§ **ARTICLE**:
________________________
Most of my first attempts flopped and I soon gave up, reaching university age with barely the skills to prepare a French omelette.

Taking stock

The summer before going to college, I decided to stay behind - the plan was to get a summer job and take some extra lessons- with my father while my mother took brothers and sisters away for the long school summer break –we would join them later and he welcomed the idea of company.

There was never any doubt I would be in charge of the kitchen -I could whip an omelette after all- unhappily, my cooking skills took some time to come up to standard, and Dad -the most capricious taster, who would usually lose his appetite if the meal was ten minutes late- ate his way through a host of rotten gazpachos and salads, unpalatable rice dishes, tough meats, and late meals. Suffered without a single complaint, the only words I heard from him were “it needs more salt,” “I would add vinegar,” or “try extra garlic next time.”
________________________
§ **INFORMATION PROVIDED**:

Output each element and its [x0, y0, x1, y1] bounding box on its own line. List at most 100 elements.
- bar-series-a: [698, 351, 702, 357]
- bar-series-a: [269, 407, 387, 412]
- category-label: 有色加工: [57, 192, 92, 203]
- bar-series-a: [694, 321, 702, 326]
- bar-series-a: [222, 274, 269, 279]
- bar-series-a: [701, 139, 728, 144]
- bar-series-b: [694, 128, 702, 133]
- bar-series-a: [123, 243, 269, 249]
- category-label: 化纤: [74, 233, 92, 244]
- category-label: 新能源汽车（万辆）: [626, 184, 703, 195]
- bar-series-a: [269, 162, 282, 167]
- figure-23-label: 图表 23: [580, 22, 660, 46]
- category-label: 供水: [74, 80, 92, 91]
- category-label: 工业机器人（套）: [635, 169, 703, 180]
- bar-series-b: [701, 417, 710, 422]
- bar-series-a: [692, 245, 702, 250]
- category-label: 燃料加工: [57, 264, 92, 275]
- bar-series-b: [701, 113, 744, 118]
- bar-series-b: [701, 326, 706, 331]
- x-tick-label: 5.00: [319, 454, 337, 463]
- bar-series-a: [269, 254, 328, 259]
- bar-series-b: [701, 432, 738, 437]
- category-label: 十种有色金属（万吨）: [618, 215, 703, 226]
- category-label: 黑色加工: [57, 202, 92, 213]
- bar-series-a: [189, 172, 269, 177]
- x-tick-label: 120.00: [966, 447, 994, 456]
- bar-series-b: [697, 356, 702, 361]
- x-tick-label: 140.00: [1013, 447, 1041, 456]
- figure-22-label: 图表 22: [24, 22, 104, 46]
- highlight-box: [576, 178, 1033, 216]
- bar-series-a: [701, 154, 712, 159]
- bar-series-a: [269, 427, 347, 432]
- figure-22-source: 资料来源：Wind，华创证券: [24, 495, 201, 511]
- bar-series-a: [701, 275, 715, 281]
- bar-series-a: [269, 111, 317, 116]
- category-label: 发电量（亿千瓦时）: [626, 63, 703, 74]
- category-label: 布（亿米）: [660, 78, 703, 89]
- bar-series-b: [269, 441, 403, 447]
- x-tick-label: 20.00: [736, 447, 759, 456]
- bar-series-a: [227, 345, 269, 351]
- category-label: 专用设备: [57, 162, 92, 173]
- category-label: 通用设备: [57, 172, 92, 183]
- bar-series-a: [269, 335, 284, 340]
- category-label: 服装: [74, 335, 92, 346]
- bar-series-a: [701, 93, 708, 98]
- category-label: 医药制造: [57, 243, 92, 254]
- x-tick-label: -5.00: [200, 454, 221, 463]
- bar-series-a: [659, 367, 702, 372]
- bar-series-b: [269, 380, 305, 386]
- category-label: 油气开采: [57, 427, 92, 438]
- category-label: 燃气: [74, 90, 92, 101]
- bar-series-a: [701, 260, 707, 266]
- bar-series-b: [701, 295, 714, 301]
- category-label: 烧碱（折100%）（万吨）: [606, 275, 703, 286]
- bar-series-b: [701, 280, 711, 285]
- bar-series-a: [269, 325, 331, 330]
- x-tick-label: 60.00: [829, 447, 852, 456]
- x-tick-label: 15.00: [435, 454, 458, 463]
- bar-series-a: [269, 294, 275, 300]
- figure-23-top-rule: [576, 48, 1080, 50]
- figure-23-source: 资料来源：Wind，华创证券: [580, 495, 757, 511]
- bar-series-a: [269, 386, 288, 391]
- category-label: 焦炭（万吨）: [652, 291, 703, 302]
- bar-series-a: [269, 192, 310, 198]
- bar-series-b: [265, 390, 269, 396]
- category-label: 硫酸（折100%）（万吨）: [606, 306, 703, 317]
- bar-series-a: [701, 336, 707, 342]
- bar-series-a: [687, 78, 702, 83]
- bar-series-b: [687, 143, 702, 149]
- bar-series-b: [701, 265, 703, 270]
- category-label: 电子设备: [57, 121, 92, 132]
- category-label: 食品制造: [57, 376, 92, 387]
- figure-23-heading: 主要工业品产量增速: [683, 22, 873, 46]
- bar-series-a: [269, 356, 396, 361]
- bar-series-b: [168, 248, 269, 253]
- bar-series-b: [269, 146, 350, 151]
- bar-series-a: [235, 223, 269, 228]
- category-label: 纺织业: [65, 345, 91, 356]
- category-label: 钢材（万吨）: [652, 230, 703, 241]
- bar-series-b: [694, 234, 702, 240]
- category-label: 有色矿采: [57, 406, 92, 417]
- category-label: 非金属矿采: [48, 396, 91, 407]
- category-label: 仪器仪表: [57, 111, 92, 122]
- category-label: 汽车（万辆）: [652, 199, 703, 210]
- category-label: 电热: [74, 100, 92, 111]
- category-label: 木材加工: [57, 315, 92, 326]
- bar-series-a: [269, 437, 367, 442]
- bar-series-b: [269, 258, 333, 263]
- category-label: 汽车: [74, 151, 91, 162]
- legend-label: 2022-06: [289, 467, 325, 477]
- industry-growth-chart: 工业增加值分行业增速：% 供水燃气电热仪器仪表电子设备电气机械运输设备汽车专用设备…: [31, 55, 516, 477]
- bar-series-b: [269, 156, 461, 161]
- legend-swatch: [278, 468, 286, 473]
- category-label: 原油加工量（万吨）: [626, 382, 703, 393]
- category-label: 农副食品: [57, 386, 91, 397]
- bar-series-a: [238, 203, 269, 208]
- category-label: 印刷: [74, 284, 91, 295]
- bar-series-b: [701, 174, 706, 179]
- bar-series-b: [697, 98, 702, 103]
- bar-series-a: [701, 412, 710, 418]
________________________
§ **GOAL A**:
Decide whether each statement agrees with the passage about learning to cook. Answer yes or no for each, and quote the words of the passage that settle it: (i) The narrator stayed behind with the father the summer before college. (ii) The father often complained about the meals. (iii) The mother took the brothers and sisters away for the long school summer break.
§ **GOAL B**:
Repeat word for word the stretch of the passage about learning to cook from "Most of my first" through "idea of company.".

§ **TASK RESULT A**:
(i) Yes: "The summer before going to college, I decided to stay behind"
(ii) No: "Suffered without a single complaint"
(iii) Yes: "my mother took brothers and sisters away for the long school summer break"

§ **TASK RESULT B**:
Most of my first attempts flopped and I soon gave up, reaching university age with barely the skills to prepare a French omelette.

Taking stock

The summer before going to college, I decided to stay behind - the plan was to get a summer job and take some extra lessons- with my father while my mother took brothers and sisters away for the long school summer break –we would join them later and he welcomed the idea of company.